## Goal of the exercise
Single out the lines of the material that contain "fitting" and copy them.

## Data provided
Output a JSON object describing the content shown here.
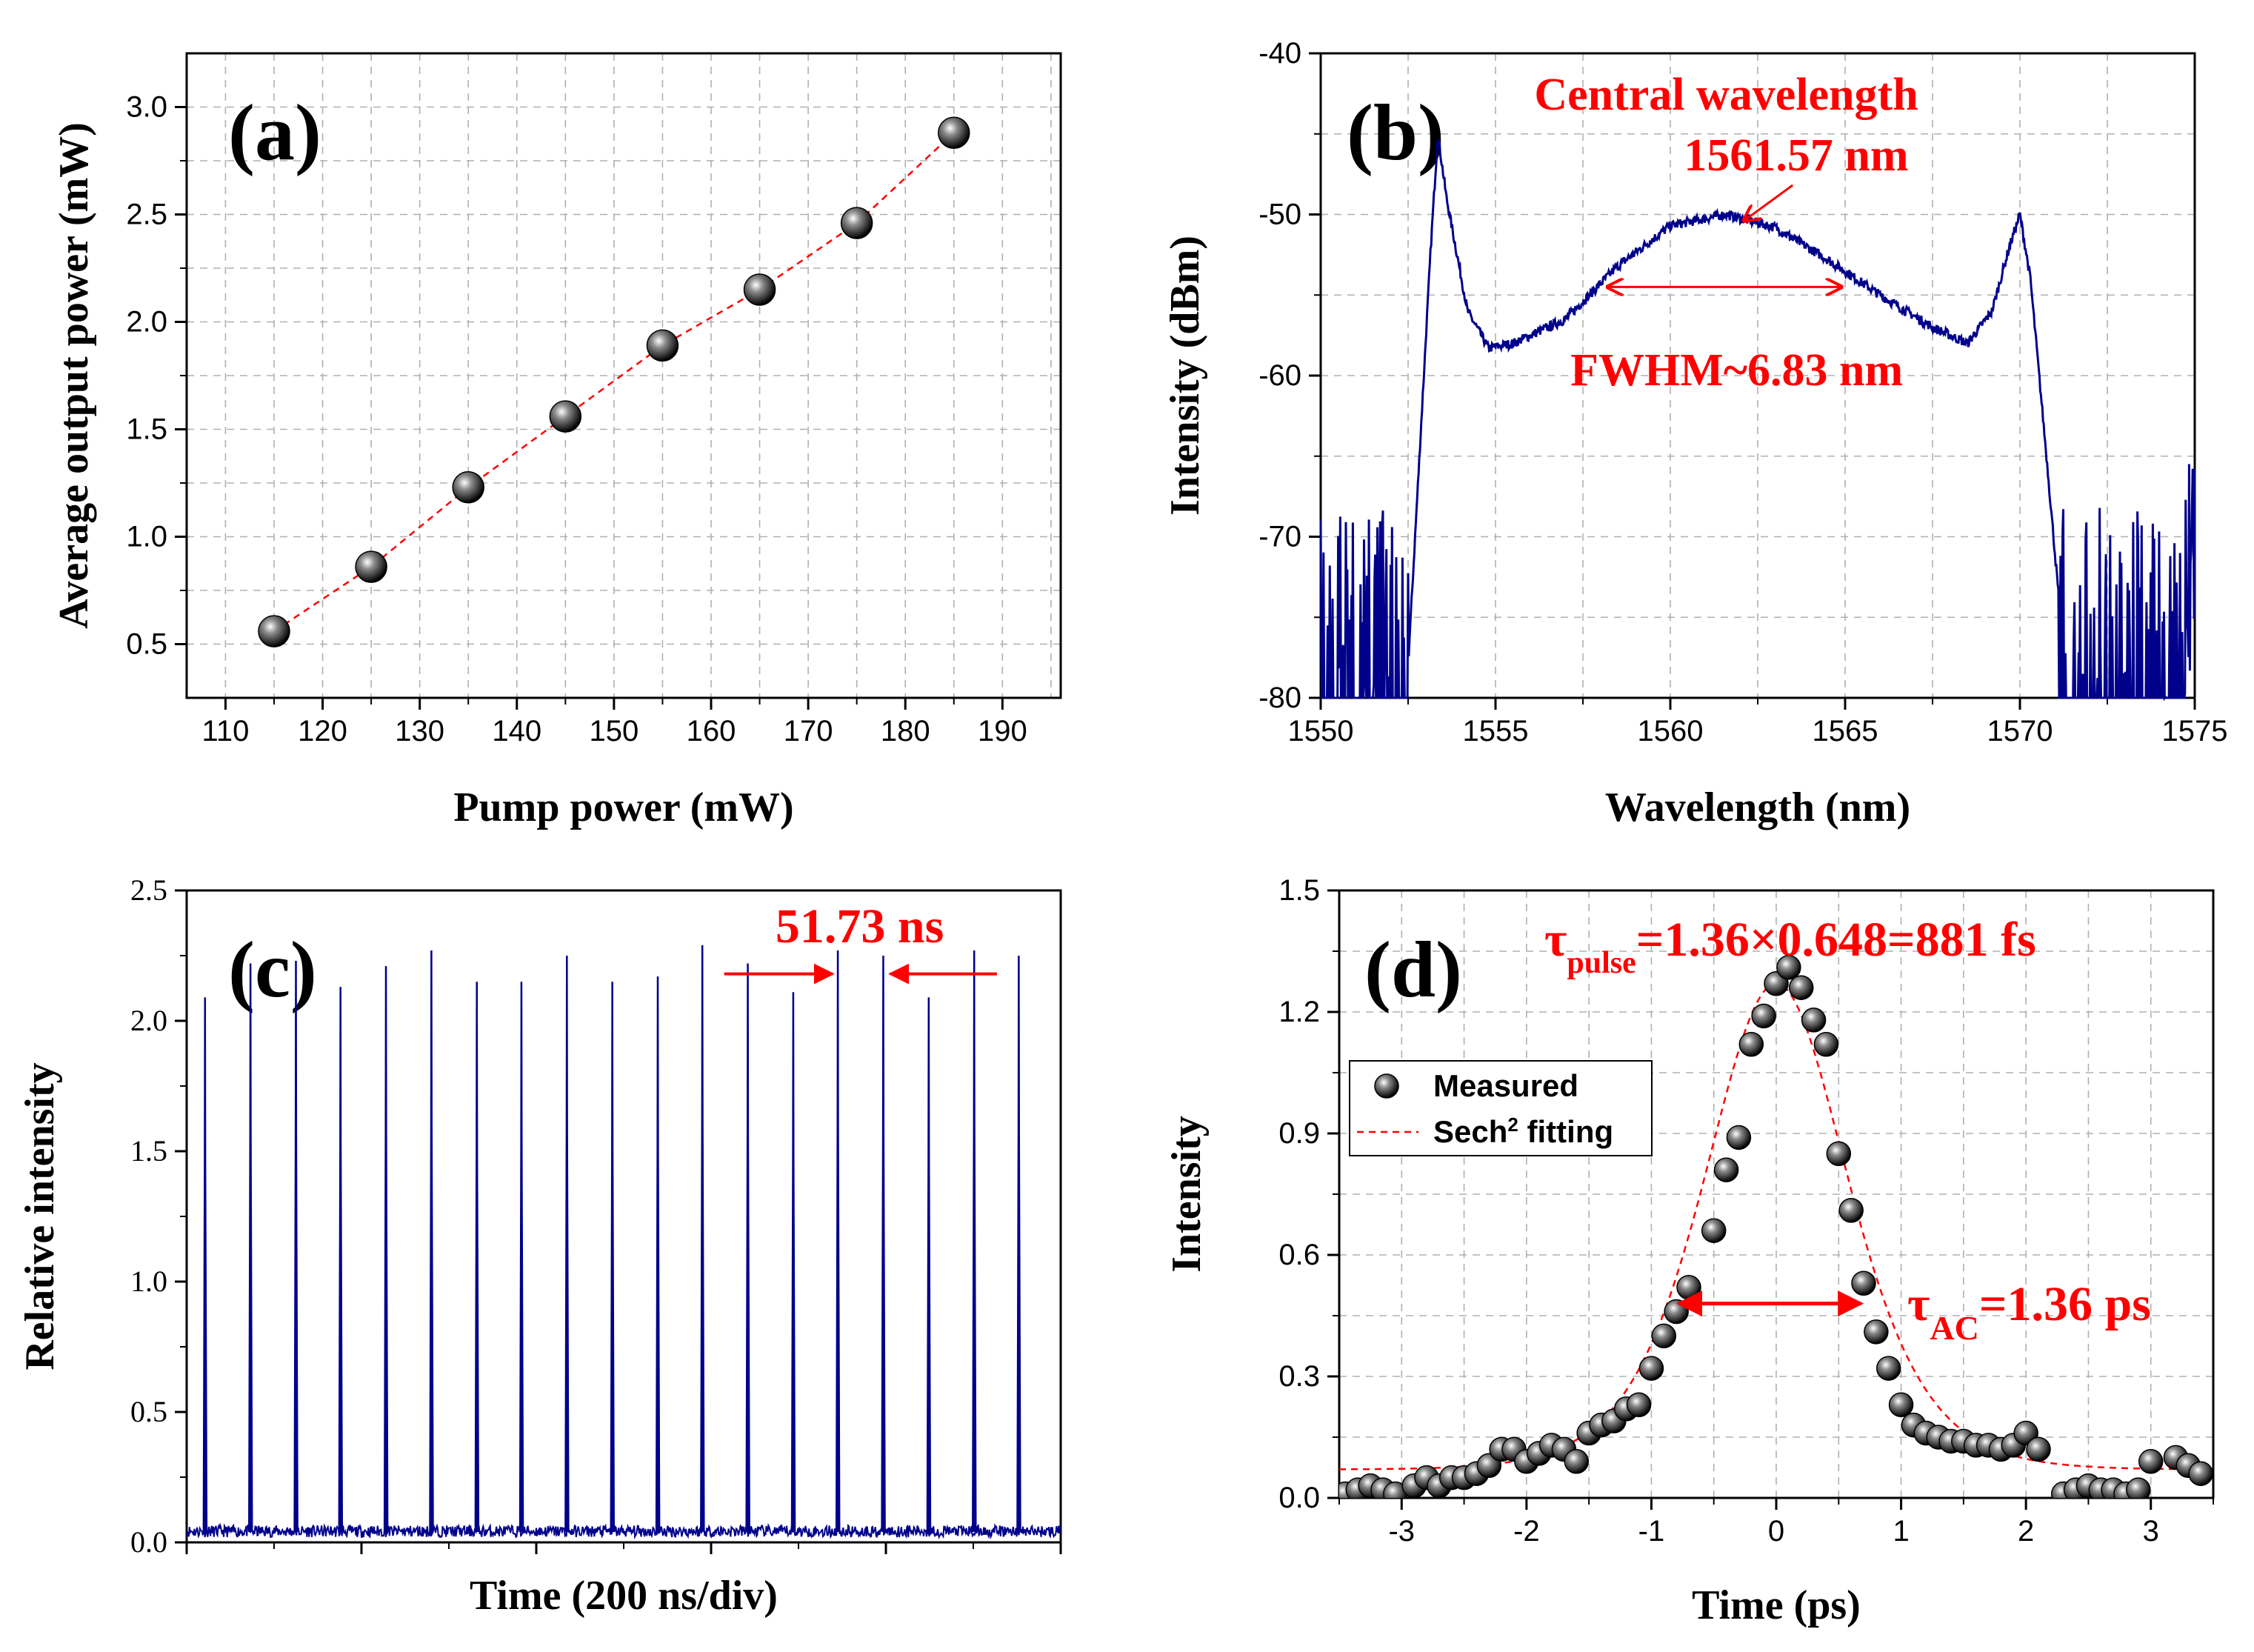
{
  "colors": {
    "red": "#ff0000",
    "blue": "#00008b",
    "grid": "#b0b0b0",
    "axis": "#000000"
  },
  "chart_data": [
    {
      "type": "scatter",
      "panel_label": "(a)",
      "title": "",
      "xlabel": "Pump power (mW)",
      "ylabel": "Average output power (mW)",
      "xlim": [
        106,
        196
      ],
      "ylim": [
        0.25,
        3.25
      ],
      "xticks": [
        "110",
        "120",
        "130",
        "140",
        "150",
        "160",
        "170",
        "180",
        "190"
      ],
      "yticks": [
        "0.5",
        "1.0",
        "1.5",
        "2.0",
        "2.5",
        "3.0"
      ],
      "x": [
        115,
        125,
        135,
        145,
        155,
        165,
        175,
        185
      ],
      "y": [
        0.56,
        0.86,
        1.23,
        1.56,
        1.89,
        2.15,
        2.46,
        2.88
      ],
      "fit_line": "dashed red"
    },
    {
      "type": "line",
      "panel_label": "(b)",
      "xlabel": "Wavelength (nm)",
      "ylabel": "Intensity (dBm)",
      "xlim": [
        1550,
        1575
      ],
      "ylim": [
        -80,
        -40
      ],
      "xticks": [
        "1550",
        "1555",
        "1560",
        "1565",
        "1570",
        "1575"
      ],
      "yticks": [
        "-40",
        "-50",
        "-60",
        "-70",
        "-80"
      ],
      "annotations": {
        "central_title": "Central wavelength",
        "central_value": "1561.57 nm",
        "fwhm": "FWHM~6.83 nm"
      },
      "series": [
        {
          "name": "spectrum",
          "x": [
            1550.0,
            1552.5,
            1552.9,
            1553.15,
            1553.35,
            1553.6,
            1554.2,
            1554.8,
            1555.5,
            1557.0,
            1558.5,
            1560.0,
            1561.57,
            1563.0,
            1564.5,
            1566.0,
            1567.5,
            1568.5,
            1569.2,
            1569.7,
            1570.0,
            1570.3,
            1570.8,
            1571.2,
            1575.0
          ],
          "y": [
            -78,
            -78,
            -62,
            -52,
            -45,
            -49,
            -56,
            -58.3,
            -58.0,
            -56.5,
            -53.2,
            -50.7,
            -50.0,
            -50.8,
            -52.8,
            -55.0,
            -57.0,
            -58.0,
            -56.0,
            -52.0,
            -50.0,
            -54.0,
            -66.0,
            -76.0,
            -76.0
          ]
        }
      ]
    },
    {
      "type": "line",
      "panel_label": "(c)",
      "xlabel": "Time (200 ns/div)",
      "ylabel": "Relative intensity",
      "xlim": [
        0,
        1000
      ],
      "ylim": [
        0,
        2.5
      ],
      "xticks": [
        "",
        "",
        "",
        "",
        "",
        ""
      ],
      "yticks": [
        "0.0",
        "0.5",
        "1.0",
        "1.5",
        "2.0",
        "2.5"
      ],
      "annotation": "51.73 ns",
      "series": [
        {
          "name": "pulse train",
          "peak_times_ns": [
            21,
            73,
            125,
            176,
            228,
            280,
            332,
            383,
            435,
            487,
            539,
            590,
            642,
            694,
            745,
            797,
            849,
            901,
            952
          ],
          "peak_values": [
            2.09,
            2.22,
            2.23,
            2.13,
            2.21,
            2.27,
            2.15,
            2.15,
            2.25,
            2.15,
            2.17,
            2.29,
            2.22,
            2.11,
            2.27,
            2.25,
            2.09,
            2.27,
            2.25
          ]
        }
      ]
    },
    {
      "type": "scatter",
      "panel_label": "(d)",
      "xlabel": "Time (ps)",
      "ylabel": "Intensity",
      "xlim": [
        -3.5,
        3.5
      ],
      "ylim": [
        0,
        1.5
      ],
      "xticks": [
        "-3",
        "-2",
        "-1",
        "0",
        "1",
        "2",
        "3"
      ],
      "yticks": [
        "0.0",
        "0.3",
        "0.6",
        "0.9",
        "1.2",
        "1.5"
      ],
      "legend": {
        "measured": "Measured",
        "fit": "Sech",
        "fit_sup": "2",
        "fit_suffix": " fitting",
        "position": "upper-left"
      },
      "annotations": {
        "tau_pulse_main": "τ",
        "tau_pulse_sub": "pulse",
        "tau_pulse_rest": "=1.36×0.648=881 fs",
        "tau_ac_main": "τ",
        "tau_ac_sub": "AC",
        "tau_ac_rest": "=1.36 ps"
      },
      "series": [
        {
          "name": "Measured",
          "x": [
            -3.45,
            -3.35,
            -3.25,
            -3.15,
            -3.05,
            -2.9,
            -2.8,
            -2.7,
            -2.6,
            -2.5,
            -2.4,
            -2.3,
            -2.2,
            -2.1,
            -2.0,
            -1.9,
            -1.8,
            -1.7,
            -1.6,
            -1.5,
            -1.4,
            -1.3,
            -1.2,
            -1.1,
            -1.0,
            -0.9,
            -0.8,
            -0.7,
            -0.5,
            -0.4,
            -0.3,
            -0.2,
            -0.1,
            0.0,
            0.1,
            0.2,
            0.3,
            0.4,
            0.5,
            0.6,
            0.7,
            0.8,
            0.9,
            1.0,
            1.1,
            1.2,
            1.3,
            1.4,
            1.5,
            1.6,
            1.7,
            1.8,
            1.9,
            2.0,
            2.1,
            2.3,
            2.4,
            2.5,
            2.6,
            2.7,
            2.8,
            2.9,
            3.0,
            3.2,
            3.3,
            3.4
          ],
          "y": [
            0.01,
            0.02,
            0.03,
            0.02,
            0.01,
            0.03,
            0.05,
            0.03,
            0.05,
            0.05,
            0.06,
            0.08,
            0.12,
            0.12,
            0.09,
            0.11,
            0.13,
            0.12,
            0.09,
            0.16,
            0.18,
            0.19,
            0.22,
            0.23,
            0.32,
            0.4,
            0.46,
            0.52,
            0.66,
            0.81,
            0.89,
            1.12,
            1.19,
            1.27,
            1.31,
            1.26,
            1.18,
            1.12,
            0.85,
            0.71,
            0.53,
            0.41,
            0.32,
            0.23,
            0.18,
            0.16,
            0.15,
            0.14,
            0.14,
            0.13,
            0.13,
            0.12,
            0.13,
            0.16,
            0.12,
            0.01,
            0.02,
            0.03,
            0.02,
            0.02,
            0.01,
            0.02,
            0.09,
            0.1,
            0.08,
            0.06
          ]
        },
        {
          "name": "Sech2 fitting",
          "peak": 1.27,
          "baseline": 0.07,
          "fwhm_ps": 1.36
        }
      ]
    }
  ]
}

## Written response
        "fit_suffix": " fitting",
          "name": "Sech2 fitting",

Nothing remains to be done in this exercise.